# Aim:
Copy the passage of the electric car article from "Thus far, electric" to "starts over $80,000." word for word.

There are more models of electric cars available on the market from more manufacturers than ever before–and car design is the most radical it’s been in decades. So what’s the holdup?

The real reason you probably won’t buy an electric car this year

The Honda E [Photo: Honda]

BY Mark Wilson9 minute read

After decades of will-they-won’t-they, electric cars finally seem to be having their moment. Beyond the ever-growing lineup from Tesla–which is expected to launch a sub-$40,000 electric SUV this week–Hyundai, Kia, and Audi have all committed to releasing new electric vehicles this year.

At the recent Geneva auto show, the announcements kept coming. Honda showed off an urban two-door called the Honda E, coming to Europe this year. Fiat teased a car concept with replaceable panels that you can swap on and off as easily as changing your clothes. Volkswagen debuted the ID Buggy–a conceptual dune buggy, with no roof, that can go 0 to 60 miles an hour in seven seconds. In theory! But fun!

There are more models of electric cars available on the market from more manufacturers than ever before–and car design is the most radical it’s been in decades. At last, the leap to electrification feels inevitable. But that doesn’t mean the work is done. Electric cars still face a slew of challenges, ranging from their design, to their perception, to their production. I spoke to Chelsea Sexton–a consultant and EV advocate who worked at GM during its self-destructed electric car push in the late ’90s–about why the electric spike may be a bit further off than we think.

Volkswagen’s concept ID Buggy [Photo: Volkswagen]

First, the good news

By all means, electric vehicles are making huge strides, for all sorts of reasons. Most of all, the cars are just better than they used to be.

“The vehicles themselves are becoming more compelling,” says Sexton. “They’re getting larger, the range is getting better. And they’re landing at the average car price in this country–$35,000.” That’s largely thanks to declining battery prices, which dropped 50% in a period of three years.

The Hyundai Kona electric is perhaps the best articulation of these converging trends. It’s a relatively typical-looking crossover (or small SUV) that would blend in with any other on the street. Starting at $36,450, and at dealers now, it that has 258 miles of range per charge. (The world’s first electric car, 1996 GM EV1, a two-seater that got 70-100 miles per charge–meaning range has doubled to quadrupled over two decades, and for a larger, family vehicle.)

It’s impossible to understand how important models like the Kona are to the industry without understanding how people buy cars today. In short, not as many people in the U.S. buy sedans as other vehicles. We live in the age of the crossover, which along with trucks, outsell sedans by roughly 2:1.

The Hyundai Kona Electric. [Photo: Hyundai]

So if you want to sell an electric vehicle today, it should be a crossover. Case in point: Teslas already outsell all luxury sedans, even gas sedans, by an embarrassing margin, but the brand is only beating sedans. Tesla sold 25,000 of its budget, Model 3 car in December 2018. That same month, Nissan, Toyota, and Honda each sold roughly 40,000 Rogues, Rav4s, and CR-Vs, respectively.

Thus far, electric crossovers have been fairly elusive, let alone affordable electric crossovers. Tesla’s Model X crossover is its most expensive vehicle, with an MSRP that starts over $80,000.

# Entries:
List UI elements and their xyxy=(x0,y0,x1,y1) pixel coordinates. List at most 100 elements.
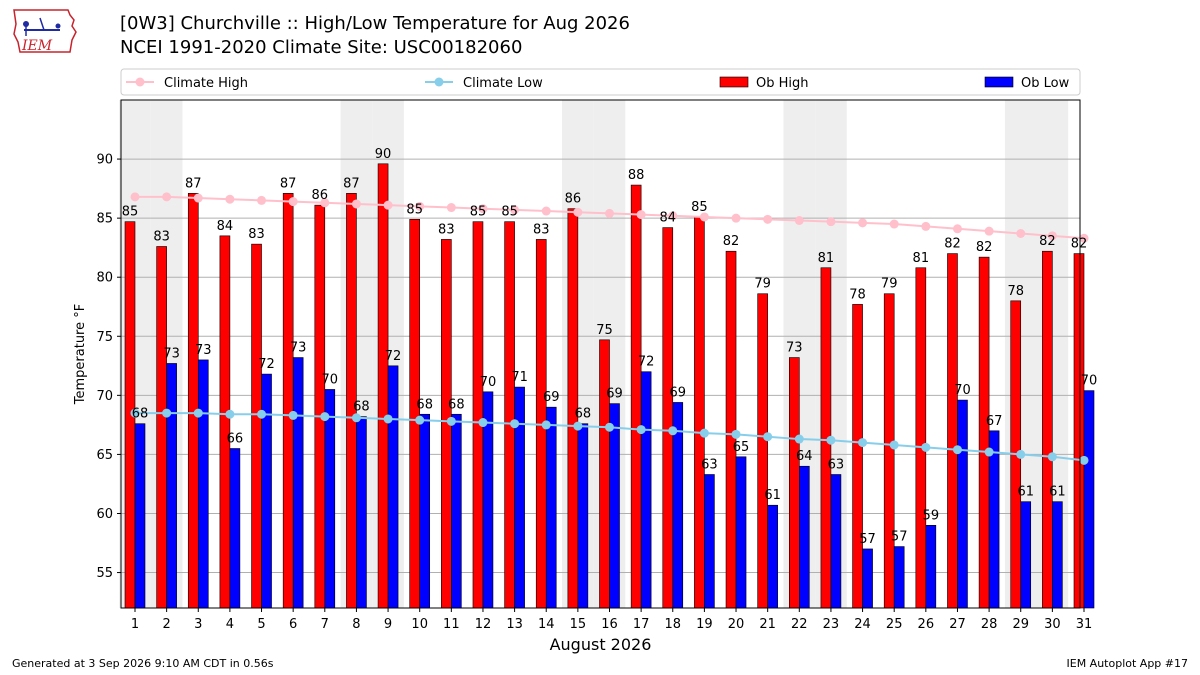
ob-high-label: 87 xyxy=(280,176,297,191)
y-tick-label: 60 xyxy=(96,507,113,522)
iowa-map-logo-icon: IEM xyxy=(13,9,77,54)
ob-low-label: 61 xyxy=(1049,485,1066,500)
x-tick-label: 20 xyxy=(728,617,745,632)
ob-high-bar xyxy=(251,243,262,609)
ob-low-bar xyxy=(988,430,1000,609)
app-credit: IEM Autoplot App #17 xyxy=(1066,657,1189,670)
ob-high-bar xyxy=(915,267,927,609)
ob-low-bar xyxy=(767,504,778,609)
x-tick-label: 17 xyxy=(633,617,650,632)
ob-low-label: 71 xyxy=(511,370,528,385)
ob-low-bar xyxy=(166,363,177,609)
x-tick-label: 24 xyxy=(854,617,871,632)
ob-low-bar xyxy=(1020,501,1032,609)
y-axis-label: Temperature °F xyxy=(73,304,88,405)
ob-high-bar xyxy=(852,304,863,609)
legend-climate-high-marker xyxy=(135,77,145,87)
ob-low-label: 65 xyxy=(733,440,750,455)
climate-low-point xyxy=(162,408,172,418)
climate-high-point xyxy=(225,194,235,204)
ob-low-bar xyxy=(957,399,968,609)
climate-low-point xyxy=(668,426,678,436)
x-tick-label: 7 xyxy=(321,617,329,632)
ob-high-label: 85 xyxy=(122,205,139,220)
x-tick-label: 22 xyxy=(791,617,808,632)
climate-low-point xyxy=(541,420,551,430)
climate-high-point xyxy=(130,192,140,202)
climate-high-point xyxy=(763,214,773,224)
climate-high-point xyxy=(889,219,899,229)
climate-high-point xyxy=(794,216,804,226)
x-tick-label: 8 xyxy=(352,617,360,632)
ob-high-bar xyxy=(156,246,167,609)
ob-high-label: 82 xyxy=(1071,237,1088,252)
ob-low-label: 68 xyxy=(353,400,370,415)
ob-high-label: 78 xyxy=(1007,284,1024,299)
ob-low-label: 73 xyxy=(195,343,212,358)
ob-high-label: 88 xyxy=(628,168,645,183)
legend-ob-high-label: Ob High xyxy=(756,76,809,91)
ob-low-bar xyxy=(862,548,873,609)
ob-high-label: 85 xyxy=(406,202,423,217)
x-tick-label: 18 xyxy=(664,617,681,632)
ob-high-label: 83 xyxy=(438,222,455,237)
ob-low-bar xyxy=(451,413,462,609)
climate-low-point xyxy=(952,445,962,455)
ob-low-bar xyxy=(387,365,399,609)
climate-low-point xyxy=(1016,449,1026,459)
ob-high-label: 85 xyxy=(691,200,708,215)
climate-low-point xyxy=(984,447,994,457)
climate-high-point xyxy=(1016,228,1026,238)
ob-high-label: 81 xyxy=(818,251,835,266)
ob-high-bar xyxy=(694,216,705,609)
ob-low-label: 70 xyxy=(322,372,339,387)
ob-high-bar xyxy=(219,235,231,609)
chart-subtitle: NCEI 1991-2020 Climate Site: USC00182060 xyxy=(120,37,523,58)
ob-low-label: 57 xyxy=(891,530,908,545)
climate-high-point xyxy=(984,226,994,236)
x-tick-label: 25 xyxy=(886,617,903,632)
legend-climate-low-label: Climate Low xyxy=(463,76,543,91)
legend-box xyxy=(120,68,1081,96)
climate-high-point xyxy=(351,199,361,209)
ob-high-label: 83 xyxy=(153,229,170,244)
ob-high-bar xyxy=(978,256,990,609)
ob-high-label: 85 xyxy=(470,205,487,220)
ob-high-label: 79 xyxy=(754,277,771,292)
x-tick-label: 2 xyxy=(162,617,170,632)
climate-high-point xyxy=(162,192,172,202)
ob-low-label: 69 xyxy=(669,385,686,400)
x-tick-label: 1 xyxy=(131,617,139,632)
climate-high-point xyxy=(668,211,678,221)
climate-low-point xyxy=(699,428,709,438)
x-tick-label: 15 xyxy=(570,617,587,632)
x-tick-label: 12 xyxy=(475,617,492,632)
climate-low-point xyxy=(605,422,614,432)
climate-low-point xyxy=(1047,452,1057,462)
ob-high-bar xyxy=(187,193,199,609)
ob-low-label: 57 xyxy=(859,532,876,547)
ob-low-bar xyxy=(577,423,589,609)
climate-low-point xyxy=(858,438,868,448)
x-tick-label: 29 xyxy=(1012,617,1029,632)
x-tick-label: 31 xyxy=(1076,617,1093,632)
ob-high-label: 87 xyxy=(343,176,360,191)
x-tick-label: 10 xyxy=(411,617,428,632)
climate-high-point xyxy=(1047,231,1057,241)
x-tick-label: 23 xyxy=(823,617,840,632)
logo-text: IEM xyxy=(21,38,53,54)
ob-low-label: 72 xyxy=(258,357,275,372)
climate-high-point xyxy=(952,224,962,234)
y-tick-label: 55 xyxy=(96,566,113,581)
ob-low-label: 67 xyxy=(986,414,1003,429)
ob-high-label: 84 xyxy=(217,219,234,234)
ob-low-bar xyxy=(1052,501,1063,609)
x-tick-label: 16 xyxy=(601,617,618,632)
ob-high-bar xyxy=(472,221,484,609)
ob-low-label: 61 xyxy=(1017,485,1034,500)
climate-low-point xyxy=(130,408,140,418)
climate-low-point xyxy=(573,421,583,431)
ob-high-label: 79 xyxy=(881,277,898,292)
climate-high-point xyxy=(320,198,330,208)
ob-high-bar xyxy=(757,293,768,609)
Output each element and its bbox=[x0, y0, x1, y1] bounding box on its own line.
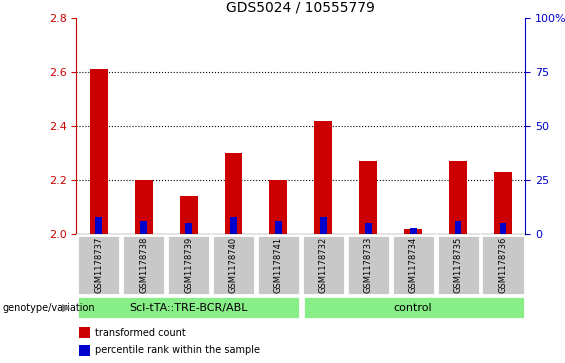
Bar bbox=[410, 228, 416, 234]
Bar bbox=[95, 217, 102, 234]
Bar bbox=[257, 235, 300, 295]
Text: GSM1178738: GSM1178738 bbox=[139, 237, 148, 293]
Text: genotype/variation: genotype/variation bbox=[3, 303, 95, 313]
Bar bbox=[77, 296, 300, 319]
Text: GSM1178736: GSM1178736 bbox=[498, 237, 507, 293]
Bar bbox=[140, 221, 147, 234]
Bar bbox=[134, 180, 153, 234]
Text: ▶: ▶ bbox=[62, 303, 71, 313]
Bar bbox=[302, 235, 345, 295]
Text: GSM1178735: GSM1178735 bbox=[454, 237, 463, 293]
Bar bbox=[230, 217, 237, 234]
Bar bbox=[347, 235, 390, 295]
Bar bbox=[437, 235, 480, 295]
Bar bbox=[122, 235, 165, 295]
Bar bbox=[79, 345, 90, 356]
Bar bbox=[270, 180, 288, 234]
Text: Scl-tTA::TRE-BCR/ABL: Scl-tTA::TRE-BCR/ABL bbox=[129, 303, 248, 313]
Text: percentile rank within the sample: percentile rank within the sample bbox=[95, 345, 260, 355]
Bar bbox=[449, 161, 467, 234]
Text: control: control bbox=[394, 303, 432, 313]
Bar bbox=[481, 235, 524, 295]
Text: GSM1178740: GSM1178740 bbox=[229, 237, 238, 293]
Bar bbox=[275, 221, 282, 234]
Bar bbox=[455, 221, 462, 234]
Text: GSM1178739: GSM1178739 bbox=[184, 237, 193, 293]
Bar bbox=[314, 121, 332, 234]
Bar bbox=[392, 235, 434, 295]
Bar bbox=[404, 229, 422, 234]
Text: transformed count: transformed count bbox=[95, 328, 186, 338]
Text: GSM1178732: GSM1178732 bbox=[319, 237, 328, 293]
Text: GSM1178733: GSM1178733 bbox=[364, 237, 373, 293]
Title: GDS5024 / 10555779: GDS5024 / 10555779 bbox=[227, 0, 375, 14]
Bar bbox=[494, 172, 512, 234]
Bar bbox=[359, 161, 377, 234]
Bar bbox=[303, 296, 524, 319]
Bar bbox=[167, 235, 210, 295]
Bar bbox=[320, 217, 327, 234]
Text: GSM1178741: GSM1178741 bbox=[274, 237, 283, 293]
Bar bbox=[212, 235, 255, 295]
Bar bbox=[180, 196, 198, 234]
Text: GSM1178737: GSM1178737 bbox=[94, 237, 103, 293]
Bar bbox=[90, 69, 108, 234]
Text: GSM1178734: GSM1178734 bbox=[408, 237, 418, 293]
Bar bbox=[77, 235, 120, 295]
Bar bbox=[79, 327, 90, 338]
Bar bbox=[365, 223, 372, 234]
Bar bbox=[185, 223, 192, 234]
Bar bbox=[499, 223, 506, 234]
Bar bbox=[224, 153, 242, 234]
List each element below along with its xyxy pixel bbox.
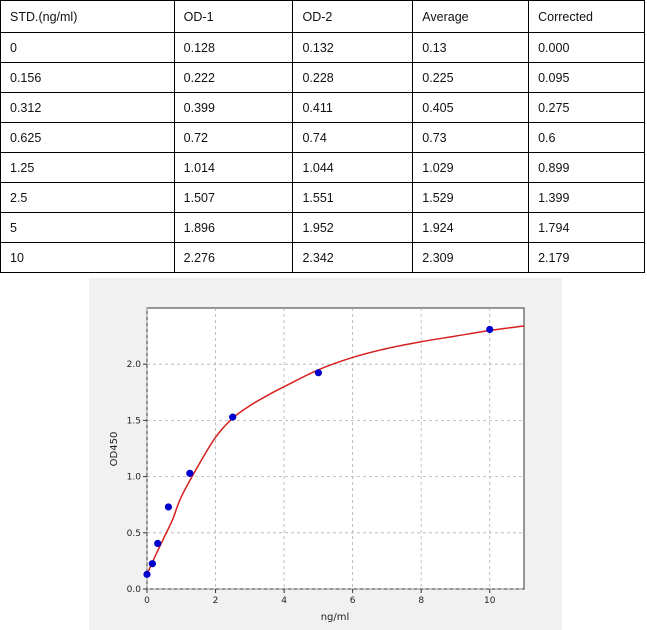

# Solved problem:
Thus far, electric crossovers have been fairly elusive, let alone affordable electric crossovers. Tesla’s Model X crossover is its most expensive vehicle, with an MSRP that starts over $80,000.